• _PROBLEM TO WORK ON_: Write out all entries word for word.

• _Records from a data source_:
|---|

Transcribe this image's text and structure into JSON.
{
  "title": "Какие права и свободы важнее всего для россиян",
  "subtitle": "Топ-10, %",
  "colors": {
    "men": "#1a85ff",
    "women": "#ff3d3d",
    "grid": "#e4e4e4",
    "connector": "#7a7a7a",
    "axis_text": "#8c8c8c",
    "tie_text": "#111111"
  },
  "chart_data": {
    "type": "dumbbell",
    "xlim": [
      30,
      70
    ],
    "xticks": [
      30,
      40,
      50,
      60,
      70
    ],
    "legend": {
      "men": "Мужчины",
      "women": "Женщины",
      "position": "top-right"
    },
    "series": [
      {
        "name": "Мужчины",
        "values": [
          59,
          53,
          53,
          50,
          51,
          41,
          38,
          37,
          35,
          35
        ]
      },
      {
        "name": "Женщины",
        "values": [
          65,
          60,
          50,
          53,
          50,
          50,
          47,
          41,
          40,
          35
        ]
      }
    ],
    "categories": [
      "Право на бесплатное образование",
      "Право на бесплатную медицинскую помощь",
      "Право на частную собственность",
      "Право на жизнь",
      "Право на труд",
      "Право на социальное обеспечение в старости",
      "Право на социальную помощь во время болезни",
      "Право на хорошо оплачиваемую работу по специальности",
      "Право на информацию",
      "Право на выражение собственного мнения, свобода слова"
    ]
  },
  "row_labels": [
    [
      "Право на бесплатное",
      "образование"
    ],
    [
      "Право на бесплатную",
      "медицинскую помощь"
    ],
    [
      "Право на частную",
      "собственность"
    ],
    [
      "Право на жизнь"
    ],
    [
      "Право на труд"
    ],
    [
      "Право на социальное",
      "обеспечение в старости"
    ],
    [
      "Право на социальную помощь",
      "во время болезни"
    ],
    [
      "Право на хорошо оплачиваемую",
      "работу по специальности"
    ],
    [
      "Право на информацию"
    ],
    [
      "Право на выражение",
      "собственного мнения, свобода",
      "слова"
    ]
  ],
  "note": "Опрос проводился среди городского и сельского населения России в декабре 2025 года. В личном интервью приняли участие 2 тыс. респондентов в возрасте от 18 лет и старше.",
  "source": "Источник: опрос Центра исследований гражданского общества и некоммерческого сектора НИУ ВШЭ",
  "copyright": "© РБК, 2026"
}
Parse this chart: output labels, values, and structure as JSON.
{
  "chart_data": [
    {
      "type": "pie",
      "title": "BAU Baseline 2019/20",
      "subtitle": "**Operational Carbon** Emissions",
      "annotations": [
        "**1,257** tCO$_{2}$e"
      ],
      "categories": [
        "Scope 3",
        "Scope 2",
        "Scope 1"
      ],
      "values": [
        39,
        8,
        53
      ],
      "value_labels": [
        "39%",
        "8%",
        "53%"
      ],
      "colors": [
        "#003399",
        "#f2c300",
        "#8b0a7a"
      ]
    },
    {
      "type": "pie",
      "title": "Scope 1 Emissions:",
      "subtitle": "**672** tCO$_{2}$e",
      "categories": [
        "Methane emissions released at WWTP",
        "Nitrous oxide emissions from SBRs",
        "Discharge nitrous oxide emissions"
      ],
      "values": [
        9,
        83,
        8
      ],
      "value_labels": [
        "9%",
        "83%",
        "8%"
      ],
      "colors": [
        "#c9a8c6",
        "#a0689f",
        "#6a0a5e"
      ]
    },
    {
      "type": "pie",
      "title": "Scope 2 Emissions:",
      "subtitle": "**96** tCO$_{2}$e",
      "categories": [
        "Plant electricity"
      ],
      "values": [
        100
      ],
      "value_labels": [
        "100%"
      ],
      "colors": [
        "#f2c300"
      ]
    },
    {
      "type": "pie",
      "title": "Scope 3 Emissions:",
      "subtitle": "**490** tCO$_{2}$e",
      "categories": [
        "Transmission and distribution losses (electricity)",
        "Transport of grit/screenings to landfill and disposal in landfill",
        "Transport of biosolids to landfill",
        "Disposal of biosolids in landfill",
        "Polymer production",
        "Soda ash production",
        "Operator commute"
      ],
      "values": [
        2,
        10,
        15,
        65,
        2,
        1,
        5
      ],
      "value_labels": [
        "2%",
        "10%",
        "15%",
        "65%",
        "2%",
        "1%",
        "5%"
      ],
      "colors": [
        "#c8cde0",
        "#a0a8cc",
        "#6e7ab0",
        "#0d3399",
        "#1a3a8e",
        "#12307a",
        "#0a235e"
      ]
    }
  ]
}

|---|

• _FULL OUTPUT_:
Transcribe this image's text and structure into JSON.
{
  "title": "Какие права и свободы важнее всего для россиян",
  "subtitle": "Топ-10, %",
  "colors": {
    "men": "#1a85ff",
    "women": "#ff3d3d",
    "grid": "#e4e4e4",
    "connector": "#7a7a7a",
    "axis_text": "#8c8c8c",
    "tie_text": "#111111"
  },
  "chart_data": {
    "type": "dumbbell",
    "xlim": [
      30,
      70
    ],
    "xticks": [
      30,
      40,
      50,
      60,
      70
    ],
    "legend": {
      "men": "Мужчины",
      "women": "Женщины",
      "position": "top-right"
    },
    "series": [
      {
        "name": "Мужчины",
        "values": [
          59,
          53,
          53,
          50,
          51,
          41,
          38,
          37,
          35,
          35
        ]
      },
      {
        "name": "Женщины",
        "values": [
          65,
          60,
          50,
          53,
          50,
          50,
          47,
          41,
          40,
          35
        ]
      }
    ],
    "categories": [
      "Право на бесплатное образование",
      "Право на бесплатную медицинскую помощь",
      "Право на частную собственность",
      "Право на жизнь",
      "Право на труд",
      "Право на социальное обеспечение в старости",
      "Право на социальную помощь во время болезни",
      "Право на хорошо оплачиваемую работу по специальности",
      "Право на информацию",
      "Право на выражение собственного мнения, свобода слова"
    ]
  },
  "row_labels": [
    [
      "Право на бесплатное",
      "образование"
    ],
    [
      "Право на бесплатную",
      "медицинскую помощь"
    ],
    [
      "Право на частную",
      "собственность"
    ],
    [
      "Право на жизнь"
    ],
    [
      "Право на труд"
    ],
    [
      "Право на социальное",
      "обеспечение в старости"
    ],
    [
      "Право на социальную помощь",
      "во время болезни"
    ],
    [
      "Право на хорошо оплачиваемую",
      "работу по специальности"
    ],
    [
      "Право на информацию"
    ],
    [
      "Право на выражение",
      "собственного мнения, свобода",
      "слова"
    ]
  ],
  "note": "Опрос проводился среди городского и сельского населения России в декабре 2025 года. В личном интервью приняли участие 2 тыс. респондентов в возрасте от 18 лет и старше.",
  "source": "Источник: опрос Центра исследований гражданского общества и некоммерческого сектора НИУ ВШЭ",
  "copyright": "© РБК, 2026"
}
Parse this chart: output labels, values, and structure as JSON.
{
  "chart_data": [
    {
      "type": "pie",
      "title": "BAU Baseline 2019/20",
      "subtitle": "**Operational Carbon** Emissions",
      "annotations": [
        "**1,257** tCO$_{2}$e"
      ],
      "categories": [
        "Scope 3",
        "Scope 2",
        "Scope 1"
      ],
      "values": [
        39,
        8,
        53
      ],
      "value_labels": [
        "39%",
        "8%",
        "53%"
      ],
      "colors": [
        "#003399",
        "#f2c300",
        "#8b0a7a"
      ]
    },
    {
      "type": "pie",
      "title": "Scope 1 Emissions:",
      "subtitle": "**672** tCO$_{2}$e",
      "categories": [
        "Methane emissions released at WWTP",
        "Nitrous oxide emissions from SBRs",
        "Discharge nitrous oxide emissions"
      ],
      "values": [
        9,
        83,
        8
      ],
      "value_labels": [
        "9%",
        "83%",
        "8%"
      ],
      "colors": [
        "#c9a8c6",
        "#a0689f",
        "#6a0a5e"
      ]
    },
    {
      "type": "pie",
      "title": "Scope 2 Emissions:",
      "subtitle": "**96** tCO$_{2}$e",
      "categories": [
        "Plant electricity"
      ],
      "values": [
        100
      ],
      "value_labels": [
        "100%"
      ],
      "colors": [
        "#f2c300"
      ]
    },
    {
      "type": "pie",
      "title": "Scope 3 Emissions:",
      "subtitle": "**490** tCO$_{2}$e",
      "categories": [
        "Transmission and distribution losses (electricity)",
        "Transport of grit/screenings to landfill and disposal in landfill",
        "Transport of biosolids to landfill",
        "Disposal of biosolids in landfill",
        "Polymer production",
        "Soda ash production",
        "Operator commute"
      ],
      "values": [
        2,
        10,
        15,
        65,
        2,
        1,
        5
      ],
      "value_labels": [
        "2%",
        "10%",
        "15%",
        "65%",
        "2%",
        "1%",
        "5%"
      ],
      "colors": [
        "#c8cde0",
        "#a0a8cc",
        "#6e7ab0",
        "#0d3399",
        "#1a3a8e",
        "#12307a",
        "#0a235e"
      ]
    }
  ]
}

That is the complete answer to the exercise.